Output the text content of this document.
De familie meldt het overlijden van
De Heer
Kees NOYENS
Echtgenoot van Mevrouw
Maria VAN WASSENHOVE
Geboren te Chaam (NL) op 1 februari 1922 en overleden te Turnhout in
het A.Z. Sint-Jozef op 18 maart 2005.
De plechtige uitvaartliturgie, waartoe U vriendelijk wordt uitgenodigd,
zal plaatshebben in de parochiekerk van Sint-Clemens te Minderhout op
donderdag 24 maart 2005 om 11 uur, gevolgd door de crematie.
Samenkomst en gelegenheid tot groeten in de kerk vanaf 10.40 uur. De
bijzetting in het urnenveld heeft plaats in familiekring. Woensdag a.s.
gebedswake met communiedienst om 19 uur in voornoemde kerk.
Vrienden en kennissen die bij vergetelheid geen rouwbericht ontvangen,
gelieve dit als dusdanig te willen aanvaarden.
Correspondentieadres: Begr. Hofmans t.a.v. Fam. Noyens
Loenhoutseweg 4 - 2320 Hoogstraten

→ **What the task asks**
List the lines of the records where "Sint" occurs.

→ **Output below**
het A.Z. Sint-Jozef op 18 maart 2005.
zal plaatshebben in de parochiekerk van Sint-Clemens te Minderhout op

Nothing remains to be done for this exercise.